Task inputs:
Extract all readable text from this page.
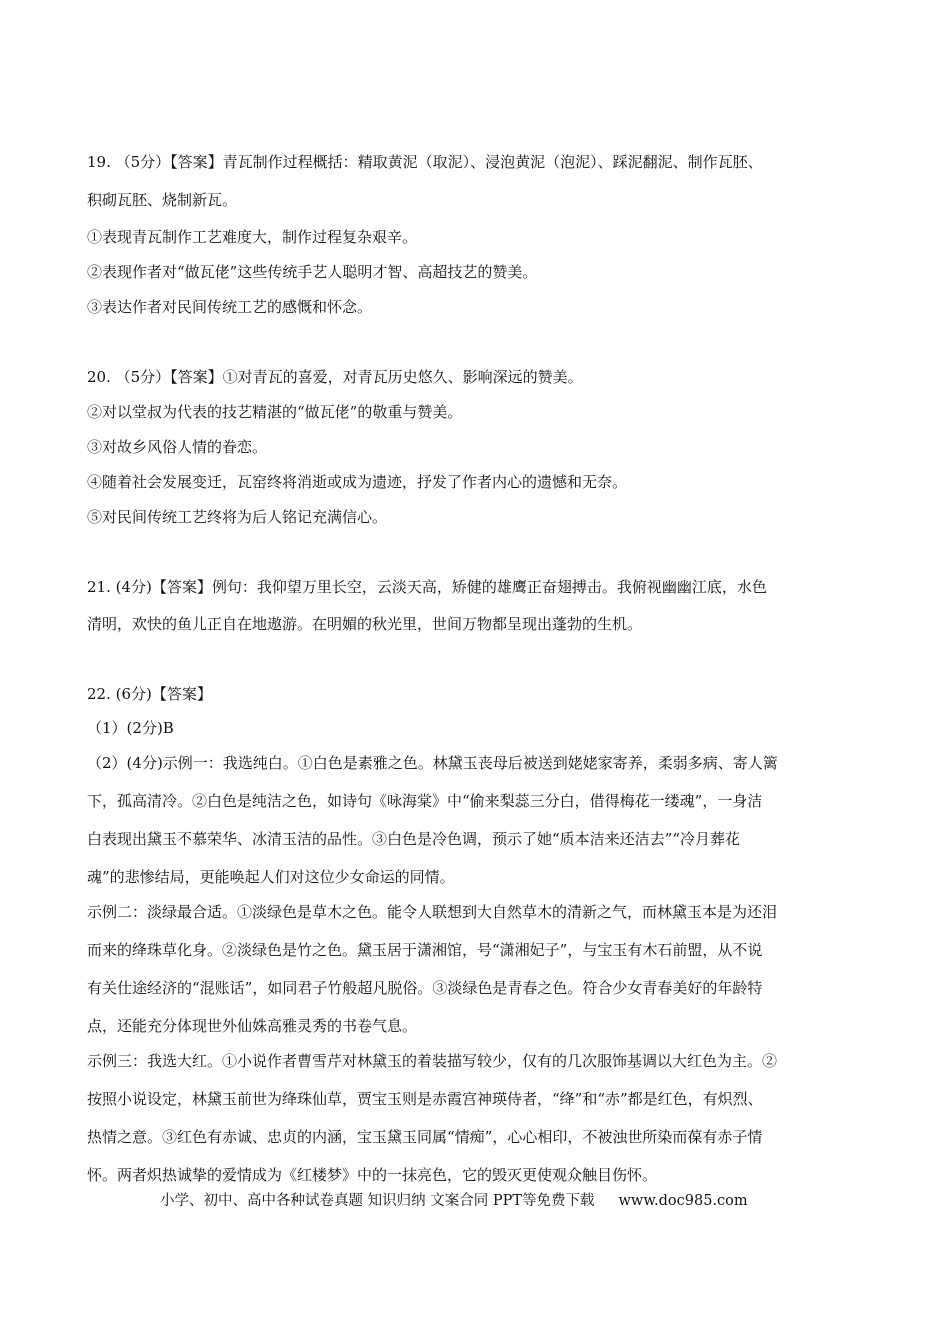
19. （5分）【答案】青瓦制作过程概括：精取黄泥（取泥）、浸泡黄泥（泡泥）、踩泥翻泥、制作瓦胚、
积砌瓦胚、烧制新瓦。
①表现青瓦制作工艺难度大，制作过程复杂艰辛。
②表现作者对“做瓦佬”这些传统手艺人聪明才智、高超技艺的赞美。
③表达作者对民间传统工艺的感慨和怀念。
20. （5分）【答案】①对青瓦的喜爱，对青瓦历史悠久、影响深远的赞美。
②对以堂叔为代表的技艺精湛的“做瓦佬”的敬重与赞美。
③对故乡风俗人情的眷恋。
④随着社会发展变迁，瓦窑终将消逝或成为遗迹，抒发了作者内心的遗憾和无奈。
⑤对民间传统工艺终将为后人铭记充满信心。
21. (4分)【答案】例句：我仰望万里长空，云淡天高，矫健的雄鹰正奋翅搏击。我俯视幽幽江底，水色
清明，欢快的鱼儿正自在地遨游。在明媚的秋光里，世间万物都呈现出蓬勃的生机。
22. (6分)【答案】
（1）(2分)B
（2）(4分)示例一：我选纯白。①白色是素雅之色。林黛玉丧母后被送到姥姥家寄养，柔弱多病、寄人篱
下，孤高清冷。②白色是纯洁之色，如诗句《咏海棠》中“偷来梨蕊三分白，借得梅花一缕魂”，一身洁
白表现出黛玉不慕荣华、冰清玉洁的品性。③白色是冷色调，预示了她“质本洁来还洁去”“冷月葬花
魂”的悲惨结局，更能唤起人们对这位少女命运的同情。
示例二：淡绿最合适。①淡绿色是草木之色。能令人联想到大自然草木的清新之气，而林黛玉本是为还泪
而来的绛珠草化身。②淡绿色是竹之色。黛玉居于潇湘馆，号“潇湘妃子”，与宝玉有木石前盟，从不说
有关仕途经济的“混账话”，如同君子竹般超凡脱俗。③淡绿色是青春之色。符合少女青春美好的年龄特
点，还能充分体现世外仙姝高雅灵秀的书卷气息。
示例三：我选大红。①小说作者曹雪芹对林黛玉的着装描写较少，仅有的几次服饰基调以大红色为主。②
按照小说设定，林黛玉前世为绛珠仙草，贾宝玉则是赤霞宫神瑛侍者，“绛”和“赤”都是红色，有炽烈、
热情之意。③红色有赤诚、忠贞的内涵，宝玉黛玉同属“情痴”，心心相印，不被浊世所染而葆有赤子情
怀。两者炽热诚挚的爱情成为《红楼梦》中的一抹亮色，它的毁灭更使观众触目伤怀。
小学、初中、高中各种试卷真题 知识归纳 文案合同 PPT等免费下载 www.doc985.com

Task to complete:
Every record is to be reproduced exactly, with no pictures included.

Correct result:
Extract all readable text from this page.
19. （5分）【答案】青瓦制作过程概括：精取黄泥（取泥）、浸泡黄泥（泡泥）、踩泥翻泥、制作瓦胚、
积砌瓦胚、烧制新瓦。
①表现青瓦制作工艺难度大，制作过程复杂艰辛。
②表现作者对“做瓦佬”这些传统手艺人聪明才智、高超技艺的赞美。
③表达作者对民间传统工艺的感慨和怀念。
20. （5分）【答案】①对青瓦的喜爱，对青瓦历史悠久、影响深远的赞美。
②对以堂叔为代表的技艺精湛的“做瓦佬”的敬重与赞美。
③对故乡风俗人情的眷恋。
④随着社会发展变迁，瓦窑终将消逝或成为遗迹，抒发了作者内心的遗憾和无奈。
⑤对民间传统工艺终将为后人铭记充满信心。
21. (4分)【答案】例句：我仰望万里长空，云淡天高，矫健的雄鹰正奋翅搏击。我俯视幽幽江底，水色
清明，欢快的鱼儿正自在地遨游。在明媚的秋光里，世间万物都呈现出蓬勃的生机。
22. (6分)【答案】
（1）(2分)B
（2）(4分)示例一：我选纯白。①白色是素雅之色。林黛玉丧母后被送到姥姥家寄养，柔弱多病、寄人篱
下，孤高清冷。②白色是纯洁之色，如诗句《咏海棠》中“偷来梨蕊三分白，借得梅花一缕魂”，一身洁
白表现出黛玉不慕荣华、冰清玉洁的品性。③白色是冷色调，预示了她“质本洁来还洁去”“冷月葬花
魂”的悲惨结局，更能唤起人们对这位少女命运的同情。
示例二：淡绿最合适。①淡绿色是草木之色。能令人联想到大自然草木的清新之气，而林黛玉本是为还泪
而来的绛珠草化身。②淡绿色是竹之色。黛玉居于潇湘馆，号“潇湘妃子”，与宝玉有木石前盟，从不说
有关仕途经济的“混账话”，如同君子竹般超凡脱俗。③淡绿色是青春之色。符合少女青春美好的年龄特
点，还能充分体现世外仙姝高雅灵秀的书卷气息。
示例三：我选大红。①小说作者曹雪芹对林黛玉的着装描写较少，仅有的几次服饰基调以大红色为主。②
按照小说设定，林黛玉前世为绛珠仙草，贾宝玉则是赤霞宫神瑛侍者，“绛”和“赤”都是红色，有炽烈、
热情之意。③红色有赤诚、忠贞的内涵，宝玉黛玉同属“情痴”，心心相印，不被浊世所染而葆有赤子情
怀。两者炽热诚挚的爱情成为《红楼梦》中的一抹亮色，它的毁灭更使观众触目伤怀。
小学、初中、高中各种试卷真题 知识归纳 文案合同 PPT等免费下载 www.doc985.com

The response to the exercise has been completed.